==== Extracted entries

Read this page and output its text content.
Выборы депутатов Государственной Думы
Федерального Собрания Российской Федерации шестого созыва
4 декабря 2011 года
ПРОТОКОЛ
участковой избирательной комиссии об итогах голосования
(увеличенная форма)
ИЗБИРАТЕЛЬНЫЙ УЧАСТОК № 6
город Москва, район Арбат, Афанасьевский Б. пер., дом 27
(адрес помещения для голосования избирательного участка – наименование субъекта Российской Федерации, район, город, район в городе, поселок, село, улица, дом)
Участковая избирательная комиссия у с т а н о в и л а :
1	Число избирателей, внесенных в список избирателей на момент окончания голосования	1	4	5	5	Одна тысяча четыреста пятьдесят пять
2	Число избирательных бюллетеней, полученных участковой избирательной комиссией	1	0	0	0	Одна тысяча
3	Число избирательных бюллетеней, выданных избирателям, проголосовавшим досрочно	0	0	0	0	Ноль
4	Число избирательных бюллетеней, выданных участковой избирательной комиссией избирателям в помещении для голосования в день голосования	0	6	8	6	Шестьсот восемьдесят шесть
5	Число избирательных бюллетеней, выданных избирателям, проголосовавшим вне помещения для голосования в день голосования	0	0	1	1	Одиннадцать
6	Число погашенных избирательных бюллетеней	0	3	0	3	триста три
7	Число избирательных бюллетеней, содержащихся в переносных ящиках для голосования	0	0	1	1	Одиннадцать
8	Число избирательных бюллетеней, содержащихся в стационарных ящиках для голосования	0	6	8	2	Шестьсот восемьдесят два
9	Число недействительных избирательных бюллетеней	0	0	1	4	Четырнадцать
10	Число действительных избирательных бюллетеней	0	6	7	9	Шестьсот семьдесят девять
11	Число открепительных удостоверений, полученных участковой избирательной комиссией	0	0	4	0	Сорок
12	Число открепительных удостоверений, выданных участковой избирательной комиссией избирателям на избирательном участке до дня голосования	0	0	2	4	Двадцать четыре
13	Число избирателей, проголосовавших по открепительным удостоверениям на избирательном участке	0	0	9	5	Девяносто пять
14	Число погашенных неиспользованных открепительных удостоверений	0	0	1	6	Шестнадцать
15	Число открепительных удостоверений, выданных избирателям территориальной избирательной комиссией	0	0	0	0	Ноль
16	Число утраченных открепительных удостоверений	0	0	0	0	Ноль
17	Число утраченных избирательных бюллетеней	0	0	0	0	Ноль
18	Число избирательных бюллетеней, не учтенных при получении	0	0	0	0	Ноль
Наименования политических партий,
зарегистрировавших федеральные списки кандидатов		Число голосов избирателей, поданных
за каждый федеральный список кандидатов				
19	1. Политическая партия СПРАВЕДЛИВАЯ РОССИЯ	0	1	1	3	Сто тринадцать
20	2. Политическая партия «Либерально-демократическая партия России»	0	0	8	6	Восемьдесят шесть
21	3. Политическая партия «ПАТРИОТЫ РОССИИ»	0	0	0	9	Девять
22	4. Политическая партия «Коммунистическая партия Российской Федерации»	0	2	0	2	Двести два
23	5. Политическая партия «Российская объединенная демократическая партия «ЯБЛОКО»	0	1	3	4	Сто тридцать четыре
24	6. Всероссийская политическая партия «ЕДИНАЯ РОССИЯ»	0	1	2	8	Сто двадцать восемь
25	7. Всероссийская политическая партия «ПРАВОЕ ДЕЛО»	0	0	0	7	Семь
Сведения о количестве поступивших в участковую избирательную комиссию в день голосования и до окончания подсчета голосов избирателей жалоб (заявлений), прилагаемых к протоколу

========

■ **Task statement**: Your task is to transcribe the material exactly.

■ **Correct answer**:
Read this page and output its text content.
Выборы депутатов Государственной Думы
Федерального Собрания Российской Федерации шестого созыва
4 декабря 2011 года
ПРОТОКОЛ
участковой избирательной комиссии об итогах голосования
(увеличенная форма)
ИЗБИРАТЕЛЬНЫЙ УЧАСТОК № 6
город Москва, район Арбат, Афанасьевский Б. пер., дом 27
(адрес помещения для голосования избирательного участка – наименование субъекта Российской Федерации, район, город, район в городе, поселок, село, улица, дом)
Участковая избирательная комиссия у с т а н о в и л а :
1	Число избирателей, внесенных в список избирателей на момент окончания голосования	1	4	5	5	Одна тысяча четыреста пятьдесят пять
2	Число избирательных бюллетеней, полученных участковой избирательной комиссией	1	0	0	0	Одна тысяча
3	Число избирательных бюллетеней, выданных избирателям, проголосовавшим досрочно	0	0	0	0	Ноль
4	Число избирательных бюллетеней, выданных участковой избирательной комиссией избирателям в помещении для голосования в день голосования	0	6	8	6	Шестьсот восемьдесят шесть
5	Число избирательных бюллетеней, выданных избирателям, проголосовавшим вне помещения для голосования в день голосования	0	0	1	1	Одиннадцать
6	Число погашенных избирательных бюллетеней	0	3	0	3	триста три
7	Число избирательных бюллетеней, содержащихся в переносных ящиках для голосования	0	0	1	1	Одиннадцать
8	Число избирательных бюллетеней, содержащихся в стационарных ящиках для голосования	0	6	8	2	Шестьсот восемьдесят два
9	Число недействительных избирательных бюллетеней	0	0	1	4	Четырнадцать
10	Число действительных избирательных бюллетеней	0	6	7	9	Шестьсот семьдесят девять
11	Число открепительных удостоверений, полученных участковой избирательной комиссией	0	0	4	0	Сорок
12	Число открепительных удостоверений, выданных участковой избирательной комиссией избирателям на избирательном участке до дня голосования	0	0	2	4	Двадцать четыре
13	Число избирателей, проголосовавших по открепительным удостоверениям на избирательном участке	0	0	9	5	Девяносто пять
14	Число погашенных неиспользованных открепительных удостоверений	0	0	1	6	Шестнадцать
15	Число открепительных удостоверений, выданных избирателям территориальной избирательной комиссией	0	0	0	0	Ноль
16	Число утраченных открепительных удостоверений	0	0	0	0	Ноль
17	Число утраченных избирательных бюллетеней	0	0	0	0	Ноль
18	Число избирательных бюллетеней, не учтенных при получении	0	0	0	0	Ноль
Наименования политических партий,
зарегистрировавших федеральные списки кандидатов		Число голосов избирателей, поданных
за каждый федеральный список кандидатов				
19	1. Политическая партия СПРАВЕДЛИВАЯ РОССИЯ	0	1	1	3	Сто тринадцать
20	2. Политическая партия «Либерально-демократическая партия России»	0	0	8	6	Восемьдесят шесть
21	3. Политическая партия «ПАТРИОТЫ РОССИИ»	0	0	0	9	Девять
22	4. Политическая партия «Коммунистическая партия Российской Федерации»	0	2	0	2	Двести два
23	5. Политическая партия «Российская объединенная демократическая партия «ЯБЛОКО»	0	1	3	4	Сто тридцать четыре
24	6. Всероссийская политическая партия «ЕДИНАЯ РОССИЯ»	0	1	2	8	Сто двадцать восемь
25	7. Всероссийская политическая партия «ПРАВОЕ ДЕЛО»	0	0	0	7	Семь
Сведения о количестве поступивших в участковую избирательную комиссию в день голосования и до окончания подсчета голосов избирателей жалоб (заявлений), прилагаемых к протоколу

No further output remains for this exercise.